What to work on:
Leave out the pictures and repeat the rest of the material exactly.

Material shown:

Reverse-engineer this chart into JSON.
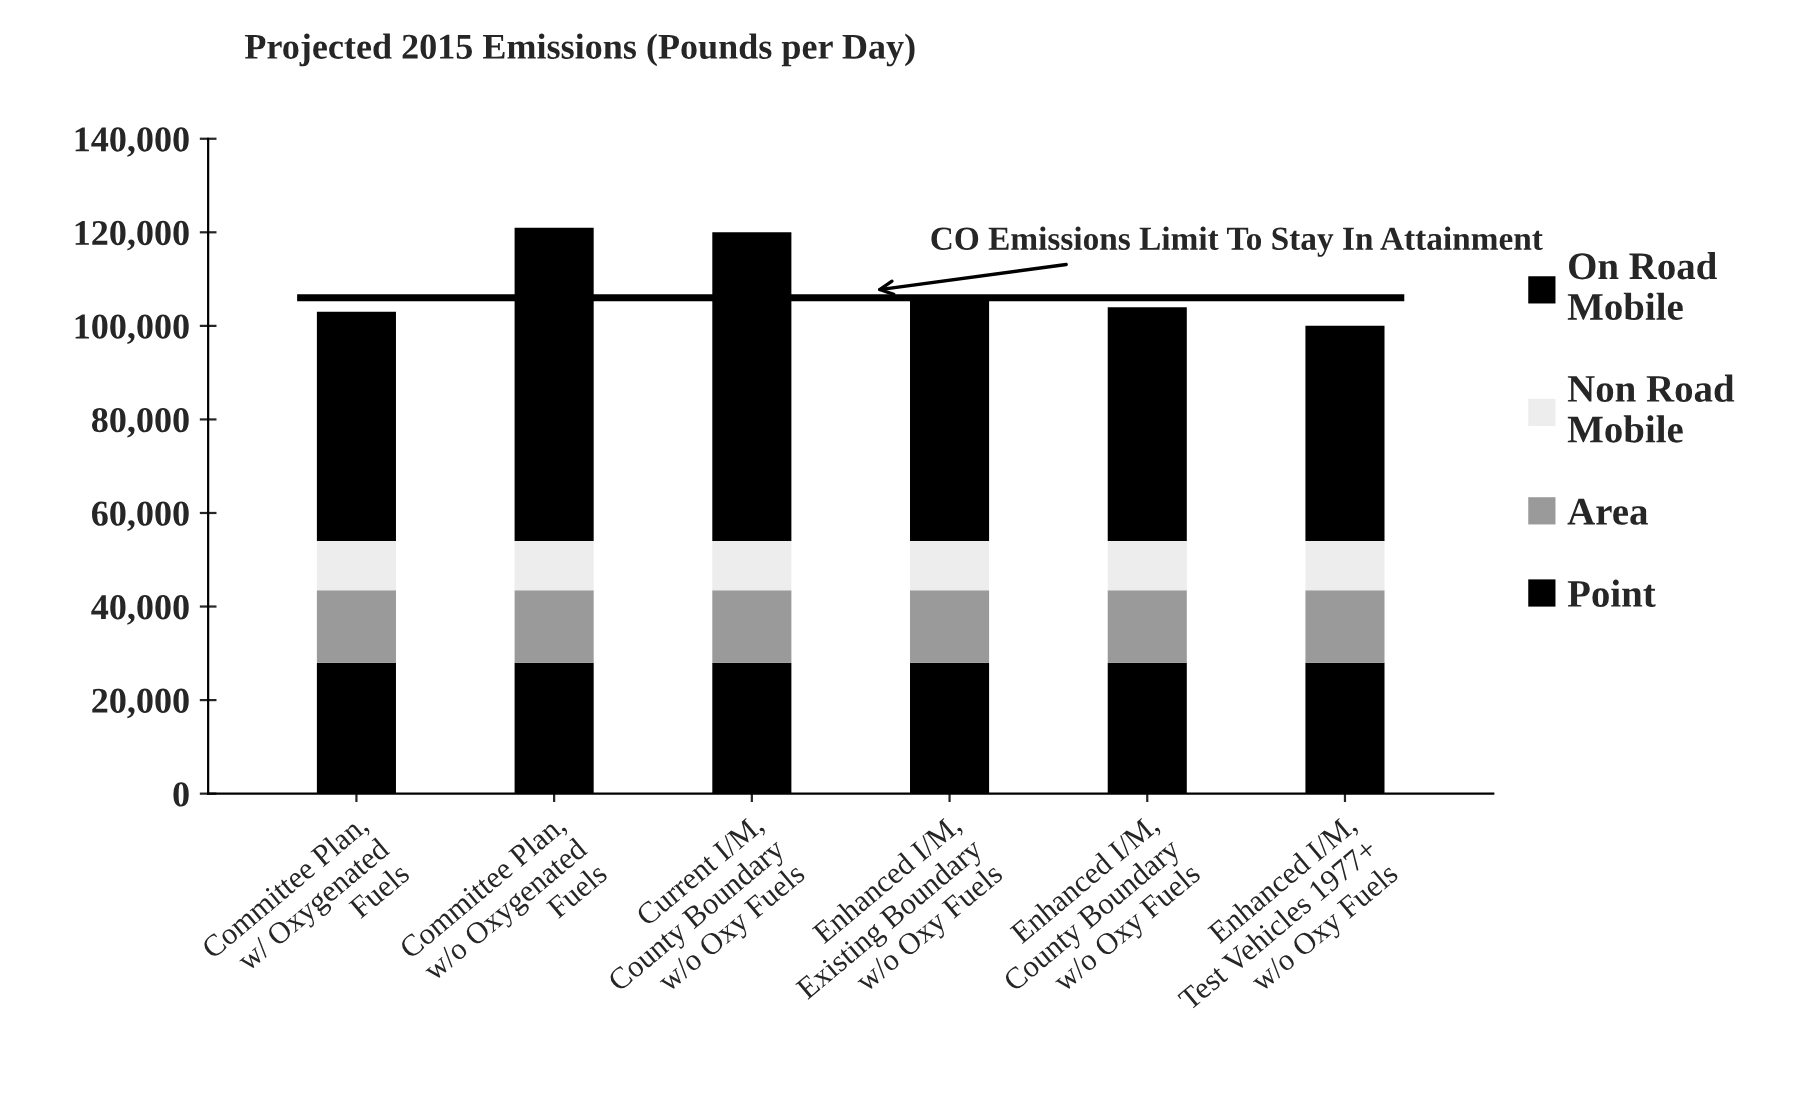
{
  "chart_data": {
    "type": "bar",
    "title": "Projected 2015 Emissions (Pounds per Day)",
    "categories": [
      "Committee Plan,\nw/ Oxygenated\nFuels",
      "Committee Plan,\nw/o Oxygenated\nFuels",
      "Current I/M,\nCounty Boundary\nw/o Oxy Fuels",
      "Enhanced I/M,\nExisting Boundary\nw/o Oxy Fuels",
      "Enhanced I/M,\nCounty Boundary\nw/o Oxy Fuels",
      "Enhanced I/M,\nTest Vehicles 1977+\nw/o Oxy Fuels"
    ],
    "stacked": true,
    "series": [
      {
        "name": "Point",
        "color": "#000000",
        "values": [
          28000,
          28000,
          28000,
          28000,
          28000,
          28000
        ]
      },
      {
        "name": "Area",
        "color": "#9a9a9a",
        "values": [
          15500,
          15500,
          15500,
          15500,
          15500,
          15500
        ]
      },
      {
        "name": "Non Road\nMobile",
        "color": "#ededed",
        "values": [
          10500,
          10500,
          10500,
          10500,
          10500,
          10500
        ]
      },
      {
        "name": "On Road\nMobile",
        "color": "#000000",
        "values": [
          49000,
          67000,
          66000,
          52000,
          50000,
          46000
        ]
      }
    ],
    "ylim": [
      0,
      140000
    ],
    "yticks": [
      {
        "value": 0,
        "label": "0"
      },
      {
        "value": 20000,
        "label": "20,000"
      },
      {
        "value": 40000,
        "label": "40,000"
      },
      {
        "value": 60000,
        "label": "60,000"
      },
      {
        "value": 80000,
        "label": "80,000"
      },
      {
        "value": 100000,
        "label": "100,000"
      },
      {
        "value": 120000,
        "label": "120,000"
      },
      {
        "value": 140000,
        "label": "140,000"
      }
    ],
    "ref_lines": [
      {
        "axis": "y",
        "value": 106000,
        "label": "CO Emissions Limit To Stay In Attainment",
        "color": "#000000"
      }
    ],
    "grid": false,
    "legend": "right"
  }
}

Final answer:
Reverse-engineer this chart into JSON.
{
  "chart_data": {
    "type": "bar",
    "title": "Projected 2015 Emissions (Pounds per Day)",
    "categories": [
      "Committee Plan,\nw/ Oxygenated\nFuels",
      "Committee Plan,\nw/o Oxygenated\nFuels",
      "Current I/M,\nCounty Boundary\nw/o Oxy Fuels",
      "Enhanced I/M,\nExisting Boundary\nw/o Oxy Fuels",
      "Enhanced I/M,\nCounty Boundary\nw/o Oxy Fuels",
      "Enhanced I/M,\nTest Vehicles 1977+\nw/o Oxy Fuels"
    ],
    "stacked": true,
    "series": [
      {
        "name": "Point",
        "color": "#000000",
        "values": [
          28000,
          28000,
          28000,
          28000,
          28000,
          28000
        ]
      },
      {
        "name": "Area",
        "color": "#9a9a9a",
        "values": [
          15500,
          15500,
          15500,
          15500,
          15500,
          15500
        ]
      },
      {
        "name": "Non Road\nMobile",
        "color": "#ededed",
        "values": [
          10500,
          10500,
          10500,
          10500,
          10500,
          10500
        ]
      },
      {
        "name": "On Road\nMobile",
        "color": "#000000",
        "values": [
          49000,
          67000,
          66000,
          52000,
          50000,
          46000
        ]
      }
    ],
    "ylim": [
      0,
      140000
    ],
    "yticks": [
      {
        "value": 0,
        "label": "0"
      },
      {
        "value": 20000,
        "label": "20,000"
      },
      {
        "value": 40000,
        "label": "40,000"
      },
      {
        "value": 60000,
        "label": "60,000"
      },
      {
        "value": 80000,
        "label": "80,000"
      },
      {
        "value": 100000,
        "label": "100,000"
      },
      {
        "value": 120000,
        "label": "120,000"
      },
      {
        "value": 140000,
        "label": "140,000"
      }
    ],
    "ref_lines": [
      {
        "axis": "y",
        "value": 106000,
        "label": "CO Emissions Limit To Stay In Attainment",
        "color": "#000000"
      }
    ],
    "grid": false,
    "legend": "right"
  }
}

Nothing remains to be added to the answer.